* _Goal_:
Look below. Copy each line that has "NetMonitor" in it.

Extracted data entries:
⟨
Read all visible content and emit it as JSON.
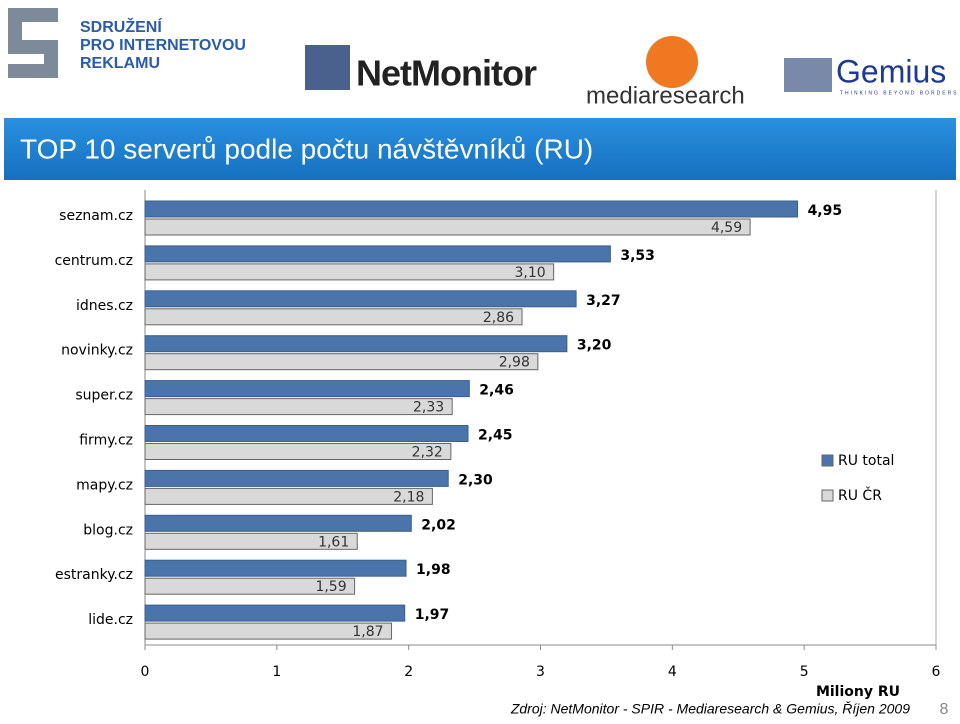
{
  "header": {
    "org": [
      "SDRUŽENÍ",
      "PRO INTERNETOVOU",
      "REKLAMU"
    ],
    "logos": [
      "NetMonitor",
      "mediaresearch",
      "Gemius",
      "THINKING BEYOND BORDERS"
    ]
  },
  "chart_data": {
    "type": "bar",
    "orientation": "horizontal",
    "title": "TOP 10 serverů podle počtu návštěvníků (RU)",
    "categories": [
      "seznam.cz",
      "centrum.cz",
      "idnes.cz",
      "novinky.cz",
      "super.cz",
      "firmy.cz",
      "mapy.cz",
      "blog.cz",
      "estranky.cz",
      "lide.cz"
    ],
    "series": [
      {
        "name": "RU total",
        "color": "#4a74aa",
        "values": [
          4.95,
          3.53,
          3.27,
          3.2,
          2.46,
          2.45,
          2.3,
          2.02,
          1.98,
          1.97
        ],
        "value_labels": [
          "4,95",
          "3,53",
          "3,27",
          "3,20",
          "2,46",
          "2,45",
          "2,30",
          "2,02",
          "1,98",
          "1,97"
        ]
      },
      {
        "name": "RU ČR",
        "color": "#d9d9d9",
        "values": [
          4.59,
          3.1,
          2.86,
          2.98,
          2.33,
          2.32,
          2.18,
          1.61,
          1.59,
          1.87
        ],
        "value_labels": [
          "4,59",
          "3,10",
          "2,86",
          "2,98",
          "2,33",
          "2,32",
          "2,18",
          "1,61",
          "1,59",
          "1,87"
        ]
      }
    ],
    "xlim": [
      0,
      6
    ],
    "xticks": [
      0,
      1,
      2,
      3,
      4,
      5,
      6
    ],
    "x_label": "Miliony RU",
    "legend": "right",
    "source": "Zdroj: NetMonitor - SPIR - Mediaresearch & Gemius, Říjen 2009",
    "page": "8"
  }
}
⟩
* _Result of this exercise_:
      "NetMonitor",
    "source": "Zdroj: NetMonitor - SPIR - Mediaresearch & Gemius, Říjen 2009",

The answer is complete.